## Exercise requirements
Copy the data exactly as it appears, and do not include any pictures.

=====

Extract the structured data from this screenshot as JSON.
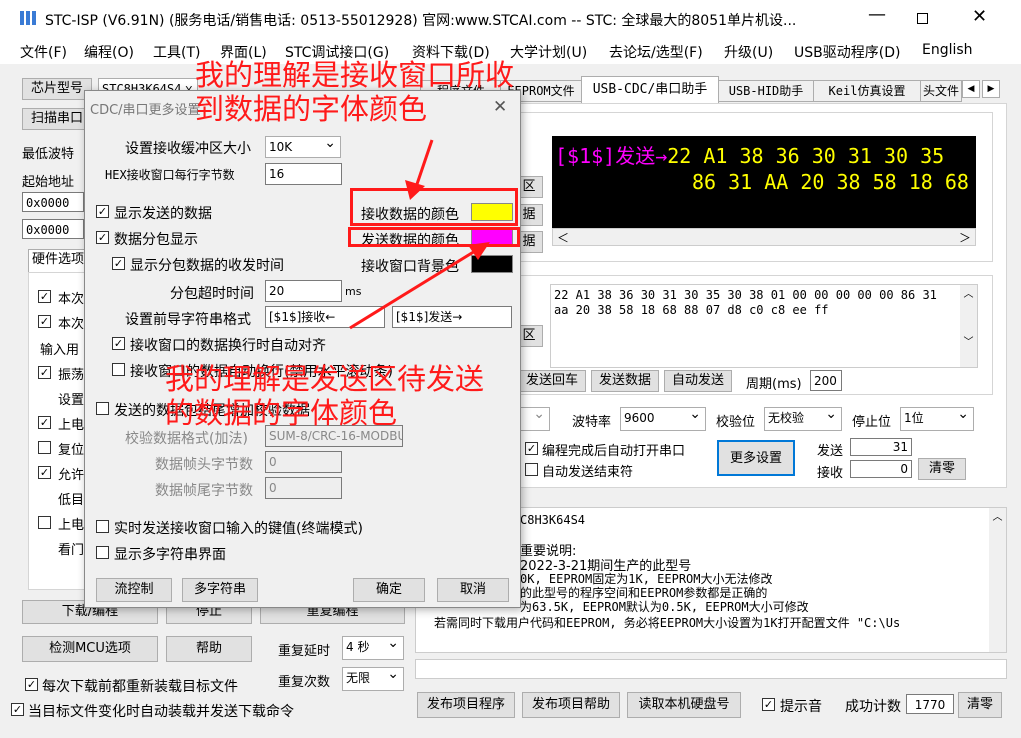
{
  "window": {
    "title": "STC-ISP (V6.91N) (服务电话/销售电话: 0513-55012928) 官网:www.STCAI.com  -- STC: 全球最大的8051单片机设..."
  },
  "menu": [
    "文件(F)",
    "编程(O)",
    "工具(T)",
    "界面(L)",
    "STC调试接口(G)",
    "资料下载(D)",
    "大学计划(U)",
    "去论坛/选型(F)",
    "升级(U)",
    "USB驱动程序(D)",
    "English"
  ],
  "left": {
    "chip_label": "芯片型号",
    "chip_value": "STC8H3K64S4",
    "scan_label": "扫描串口",
    "baud_label": "最低波特",
    "start_label": "起始地址",
    "addr1": "0x0000",
    "addr2": "0x0000",
    "hw_tab": "硬件选项",
    "lines": [
      "本次",
      "本次",
      "输入用",
      "振荡",
      "设置",
      "上电",
      "复位",
      "允许",
      "低目",
      "上电",
      "看门"
    ],
    "download_btn": "下载/编程",
    "stop_btn": "停止",
    "reprog_btn": "重复编程",
    "detect_btn": "检测MCU选项",
    "help_btn": "帮助",
    "delay_label": "重复延时",
    "delay_value": "4 秒",
    "count_label": "重复次数",
    "count_value": "无限",
    "reload_chk": "每次下载前都重新装载目标文件",
    "auto_chk": "当目标文件变化时自动装载并发送下载命令"
  },
  "tabs": [
    "程序文件",
    "EEPROM文件",
    "USB-CDC/串口助手",
    "USB-HID助手",
    "Keil仿真设置",
    "头文件"
  ],
  "right": {
    "recv_line1": "[$1$]发送→22 A1 38 36 30 31 30 35",
    "recv_line2": "86 31 AA 20 38 58 18 68",
    "send_line1": "22 A1 38 36 30 31 30 35 30 38 01 00 00 00 00 00 86 31",
    "send_line2": "aa 20 38 58 18 68 88 07 d8 c0 c8 ee ff",
    "side_btns": [
      "区",
      "据",
      "据",
      "区"
    ],
    "send_enter": "发送回车",
    "send_data": "发送数据",
    "auto_send": "自动发送",
    "period_label": "周期(ms)",
    "period_value": "200",
    "baud_label": "波特率",
    "baud_value": "9600",
    "parity_label": "校验位",
    "parity_value": "无校验",
    "stop_label": "停止位",
    "stop_value": "1位",
    "auto_open": "编程完成后自动打开串口",
    "auto_end": "自动发送结束符",
    "more_btn": "更多设置",
    "sent_label": "发送",
    "sent_value": "31",
    "recv_label": "接收",
    "recv_value": "0",
    "clear_btn": "清零"
  },
  "info": {
    "chip": "C8H3K64S4",
    "lines": [
      "重要说明:",
      "2022-3-21期间生产的此型号",
      "0K, EEPROM固定为1K, EEPROM大小无法修改",
      "的此型号的程序空间和EEPROM参数都是正确的",
      "为63.5K, EEPROM默认为0.5K, EEPROM大小可修改",
      "若需同时下载用户代码和EEPROM, 务必将EEPROM大小设置为1K打开配置文件 \"C:\\Us"
    ]
  },
  "bottom": {
    "publish_prog": "发布项目程序",
    "publish_help": "发布项目帮助",
    "read_disk": "读取本机硬盘号",
    "sound_chk": "提示音",
    "success_label": "成功计数",
    "success_value": "1770",
    "clear_btn": "清零"
  },
  "dialog": {
    "title": "CDC/串口更多设置",
    "buf_label": "设置接收缓冲区大小",
    "buf_value": "10K",
    "hex_label": "HEX接收窗口每行字节数",
    "hex_value": "16",
    "show_sent": "显示发送的数据",
    "packet_show": "数据分包显示",
    "show_time": "显示分包数据的收发时间",
    "timeout_label": "分包超时时间",
    "timeout_value": "20",
    "timeout_unit": "ms",
    "prefix_label": "设置前导字符串格式",
    "prefix_recv": "[$1$]接收←",
    "prefix_send": "[$1$]发送→",
    "auto_align": "接收窗口的数据换行时自动对齐",
    "auto_scroll": "接收窗口的数据自动换行(禁用水平滚动条)",
    "recv_color_label": "接收数据的颜色",
    "send_color_label": "发送数据的颜色",
    "bg_color_label": "接收窗口背景色",
    "recv_color": "#ffff00",
    "send_color": "#ff00ff",
    "bg_color": "#000000",
    "checksum": "发送的数据包结尾增加校验数据",
    "checksum_mode": "校验数据格式(加法)",
    "checksum_mode2": "SUM-8/CRC-16-MODBUS",
    "head_label": "数据帧头字节数",
    "head_value": "0",
    "tail_label": "数据帧尾字节数",
    "tail_value": "0",
    "realtime": "实时发送接收窗口输入的键值(终端模式)",
    "multi": "显示多字符串界面",
    "flow_btn": "流控制",
    "multi_btn": "多字符串",
    "ok_btn": "确定",
    "cancel_btn": "取消"
  },
  "annotations": {
    "top": "我的理解是接收窗口所收到数据的字体颜色",
    "bottom": "我的理解是发送区待发送的数据的字体颜色"
  }
}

=====

## Solution to this exercise
Extract the structured data from this screenshot as JSON.
{
  "window": {
    "title": "STC-ISP (V6.91N) (服务电话/销售电话: 0513-55012928) 官网:www.STCAI.com  -- STC: 全球最大的8051单片机设..."
  },
  "menu": [
    "文件(F)",
    "编程(O)",
    "工具(T)",
    "界面(L)",
    "STC调试接口(G)",
    "资料下载(D)",
    "大学计划(U)",
    "去论坛/选型(F)",
    "升级(U)",
    "USB驱动程序(D)",
    "English"
  ],
  "left": {
    "chip_label": "芯片型号",
    "chip_value": "STC8H3K64S4",
    "scan_label": "扫描串口",
    "baud_label": "最低波特",
    "start_label": "起始地址",
    "addr1": "0x0000",
    "addr2": "0x0000",
    "hw_tab": "硬件选项",
    "lines": [
      "本次",
      "本次",
      "输入用",
      "振荡",
      "设置",
      "上电",
      "复位",
      "允许",
      "低目",
      "上电",
      "看门"
    ],
    "download_btn": "下载/编程",
    "stop_btn": "停止",
    "reprog_btn": "重复编程",
    "detect_btn": "检测MCU选项",
    "help_btn": "帮助",
    "delay_label": "重复延时",
    "delay_value": "4 秒",
    "count_label": "重复次数",
    "count_value": "无限",
    "reload_chk": "每次下载前都重新装载目标文件",
    "auto_chk": "当目标文件变化时自动装载并发送下载命令"
  },
  "tabs": [
    "程序文件",
    "EEPROM文件",
    "USB-CDC/串口助手",
    "USB-HID助手",
    "Keil仿真设置",
    "头文件"
  ],
  "right": {
    "recv_line1": "[$1$]发送→22 A1 38 36 30 31 30 35",
    "recv_line2": "86 31 AA 20 38 58 18 68",
    "send_line1": "22 A1 38 36 30 31 30 35 30 38 01 00 00 00 00 00 86 31",
    "send_line2": "aa 20 38 58 18 68 88 07 d8 c0 c8 ee ff",
    "side_btns": [
      "区",
      "据",
      "据",
      "区"
    ],
    "send_enter": "发送回车",
    "send_data": "发送数据",
    "auto_send": "自动发送",
    "period_label": "周期(ms)",
    "period_value": "200",
    "baud_label": "波特率",
    "baud_value": "9600",
    "parity_label": "校验位",
    "parity_value": "无校验",
    "stop_label": "停止位",
    "stop_value": "1位",
    "auto_open": "编程完成后自动打开串口",
    "auto_end": "自动发送结束符",
    "more_btn": "更多设置",
    "sent_label": "发送",
    "sent_value": "31",
    "recv_label": "接收",
    "recv_value": "0",
    "clear_btn": "清零"
  },
  "info": {
    "chip": "C8H3K64S4",
    "lines": [
      "重要说明:",
      "2022-3-21期间生产的此型号",
      "0K, EEPROM固定为1K, EEPROM大小无法修改",
      "的此型号的程序空间和EEPROM参数都是正确的",
      "为63.5K, EEPROM默认为0.5K, EEPROM大小可修改",
      "若需同时下载用户代码和EEPROM, 务必将EEPROM大小设置为1K打开配置文件 \"C:\\Us"
    ]
  },
  "bottom": {
    "publish_prog": "发布项目程序",
    "publish_help": "发布项目帮助",
    "read_disk": "读取本机硬盘号",
    "sound_chk": "提示音",
    "success_label": "成功计数",
    "success_value": "1770",
    "clear_btn": "清零"
  },
  "dialog": {
    "title": "CDC/串口更多设置",
    "buf_label": "设置接收缓冲区大小",
    "buf_value": "10K",
    "hex_label": "HEX接收窗口每行字节数",
    "hex_value": "16",
    "show_sent": "显示发送的数据",
    "packet_show": "数据分包显示",
    "show_time": "显示分包数据的收发时间",
    "timeout_label": "分包超时时间",
    "timeout_value": "20",
    "timeout_unit": "ms",
    "prefix_label": "设置前导字符串格式",
    "prefix_recv": "[$1$]接收←",
    "prefix_send": "[$1$]发送→",
    "auto_align": "接收窗口的数据换行时自动对齐",
    "auto_scroll": "接收窗口的数据自动换行(禁用水平滚动条)",
    "recv_color_label": "接收数据的颜色",
    "send_color_label": "发送数据的颜色",
    "bg_color_label": "接收窗口背景色",
    "recv_color": "#ffff00",
    "send_color": "#ff00ff",
    "bg_color": "#000000",
    "checksum": "发送的数据包结尾增加校验数据",
    "checksum_mode": "校验数据格式(加法)",
    "checksum_mode2": "SUM-8/CRC-16-MODBUS",
    "head_label": "数据帧头字节数",
    "head_value": "0",
    "tail_label": "数据帧尾字节数",
    "tail_value": "0",
    "realtime": "实时发送接收窗口输入的键值(终端模式)",
    "multi": "显示多字符串界面",
    "flow_btn": "流控制",
    "multi_btn": "多字符串",
    "ok_btn": "确定",
    "cancel_btn": "取消"
  },
  "annotations": {
    "top": "我的理解是接收窗口所收到数据的字体颜色",
    "bottom": "我的理解是发送区待发送的数据的字体颜色"
  }
}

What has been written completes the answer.